++++ RECORD SET

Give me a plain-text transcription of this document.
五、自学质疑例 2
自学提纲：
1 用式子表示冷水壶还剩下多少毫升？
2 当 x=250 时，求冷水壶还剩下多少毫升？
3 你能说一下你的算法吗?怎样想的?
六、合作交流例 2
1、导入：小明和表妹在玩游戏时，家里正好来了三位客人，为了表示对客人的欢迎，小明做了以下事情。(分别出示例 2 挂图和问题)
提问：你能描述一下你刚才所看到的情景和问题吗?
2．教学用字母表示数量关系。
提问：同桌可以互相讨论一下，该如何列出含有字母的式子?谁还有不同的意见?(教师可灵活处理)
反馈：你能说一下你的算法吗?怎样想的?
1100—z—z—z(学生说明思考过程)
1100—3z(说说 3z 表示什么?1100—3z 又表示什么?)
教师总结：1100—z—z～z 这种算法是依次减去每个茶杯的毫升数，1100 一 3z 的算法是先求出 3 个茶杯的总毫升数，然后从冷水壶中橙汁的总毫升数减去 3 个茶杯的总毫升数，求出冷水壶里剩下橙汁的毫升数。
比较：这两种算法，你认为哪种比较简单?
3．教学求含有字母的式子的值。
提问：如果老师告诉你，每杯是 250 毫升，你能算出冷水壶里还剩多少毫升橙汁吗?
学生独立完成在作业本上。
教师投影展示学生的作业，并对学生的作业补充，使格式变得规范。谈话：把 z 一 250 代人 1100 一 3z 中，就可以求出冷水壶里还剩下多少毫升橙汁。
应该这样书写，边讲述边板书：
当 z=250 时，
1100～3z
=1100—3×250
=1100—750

++++++++
++++ RECORD SET

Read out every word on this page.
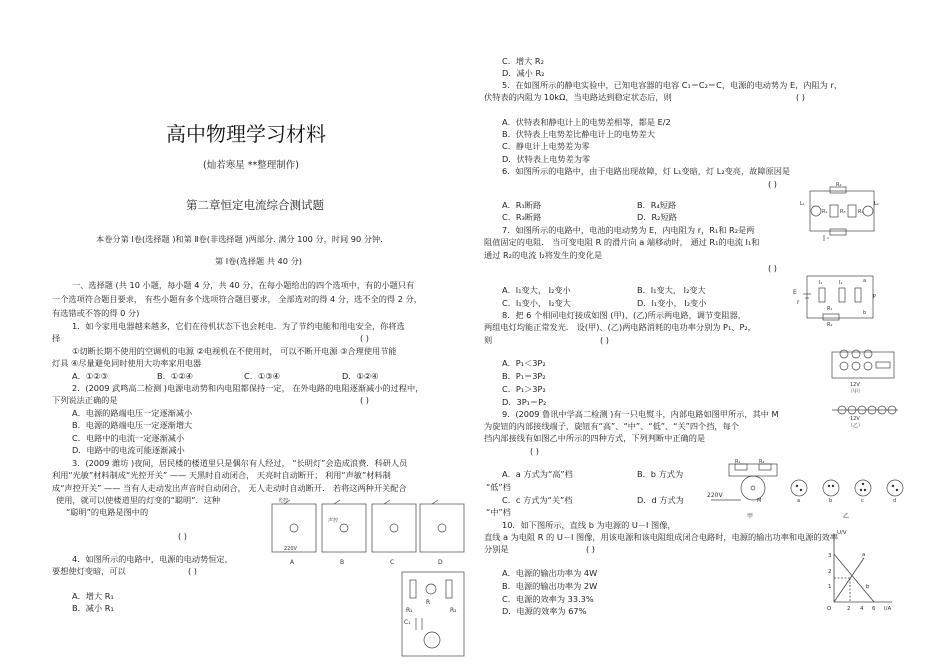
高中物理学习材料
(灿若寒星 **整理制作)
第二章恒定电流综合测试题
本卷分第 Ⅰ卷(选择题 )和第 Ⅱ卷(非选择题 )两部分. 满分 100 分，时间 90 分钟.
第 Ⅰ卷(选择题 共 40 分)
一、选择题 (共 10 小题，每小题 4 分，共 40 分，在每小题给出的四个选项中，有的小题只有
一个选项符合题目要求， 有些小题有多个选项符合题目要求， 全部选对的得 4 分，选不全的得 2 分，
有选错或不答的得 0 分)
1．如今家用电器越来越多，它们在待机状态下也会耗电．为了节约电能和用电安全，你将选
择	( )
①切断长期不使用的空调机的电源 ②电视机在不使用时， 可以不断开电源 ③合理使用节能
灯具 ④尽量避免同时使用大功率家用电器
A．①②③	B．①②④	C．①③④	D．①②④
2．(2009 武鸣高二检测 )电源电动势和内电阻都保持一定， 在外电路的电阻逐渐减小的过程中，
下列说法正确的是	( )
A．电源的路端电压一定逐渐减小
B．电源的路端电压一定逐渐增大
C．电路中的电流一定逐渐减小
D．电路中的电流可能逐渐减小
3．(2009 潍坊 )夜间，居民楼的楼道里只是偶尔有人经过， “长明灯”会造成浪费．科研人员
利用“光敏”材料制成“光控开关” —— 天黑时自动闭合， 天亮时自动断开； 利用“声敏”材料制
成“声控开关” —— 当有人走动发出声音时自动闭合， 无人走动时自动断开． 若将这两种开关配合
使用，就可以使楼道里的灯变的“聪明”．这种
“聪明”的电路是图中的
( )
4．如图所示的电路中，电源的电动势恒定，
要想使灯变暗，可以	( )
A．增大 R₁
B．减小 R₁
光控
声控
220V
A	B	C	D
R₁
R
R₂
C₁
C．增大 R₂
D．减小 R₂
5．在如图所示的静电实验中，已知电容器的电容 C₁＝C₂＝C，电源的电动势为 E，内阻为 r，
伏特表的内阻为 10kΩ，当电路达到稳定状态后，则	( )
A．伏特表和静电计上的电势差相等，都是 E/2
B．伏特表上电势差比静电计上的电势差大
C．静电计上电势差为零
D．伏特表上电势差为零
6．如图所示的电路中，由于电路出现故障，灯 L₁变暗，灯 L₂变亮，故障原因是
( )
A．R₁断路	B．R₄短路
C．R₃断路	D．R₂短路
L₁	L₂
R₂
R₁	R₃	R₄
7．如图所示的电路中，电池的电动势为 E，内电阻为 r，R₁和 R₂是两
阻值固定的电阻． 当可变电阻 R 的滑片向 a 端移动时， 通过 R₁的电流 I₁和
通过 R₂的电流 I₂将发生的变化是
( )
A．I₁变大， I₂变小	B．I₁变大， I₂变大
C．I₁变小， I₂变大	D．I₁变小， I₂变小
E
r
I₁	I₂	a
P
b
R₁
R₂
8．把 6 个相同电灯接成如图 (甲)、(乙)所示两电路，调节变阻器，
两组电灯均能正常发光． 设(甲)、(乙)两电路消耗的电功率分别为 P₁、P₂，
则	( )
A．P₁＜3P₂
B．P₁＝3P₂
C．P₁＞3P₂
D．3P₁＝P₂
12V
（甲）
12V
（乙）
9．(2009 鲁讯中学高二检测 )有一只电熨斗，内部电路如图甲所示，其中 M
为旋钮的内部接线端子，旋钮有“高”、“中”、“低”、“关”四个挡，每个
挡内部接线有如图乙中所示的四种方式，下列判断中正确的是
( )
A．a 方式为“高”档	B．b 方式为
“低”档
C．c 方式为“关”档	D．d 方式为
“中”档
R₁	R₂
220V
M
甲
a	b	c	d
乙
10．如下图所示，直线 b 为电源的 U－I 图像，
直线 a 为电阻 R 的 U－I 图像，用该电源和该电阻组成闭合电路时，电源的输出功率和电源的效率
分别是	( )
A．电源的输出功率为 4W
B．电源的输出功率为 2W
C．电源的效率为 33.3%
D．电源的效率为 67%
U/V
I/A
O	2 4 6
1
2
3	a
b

++++++++

§ **GOAL**
Work out how many lines above have the string "I₂变小" in them, and give only the number.

§ **WORKED SOLUTION**
2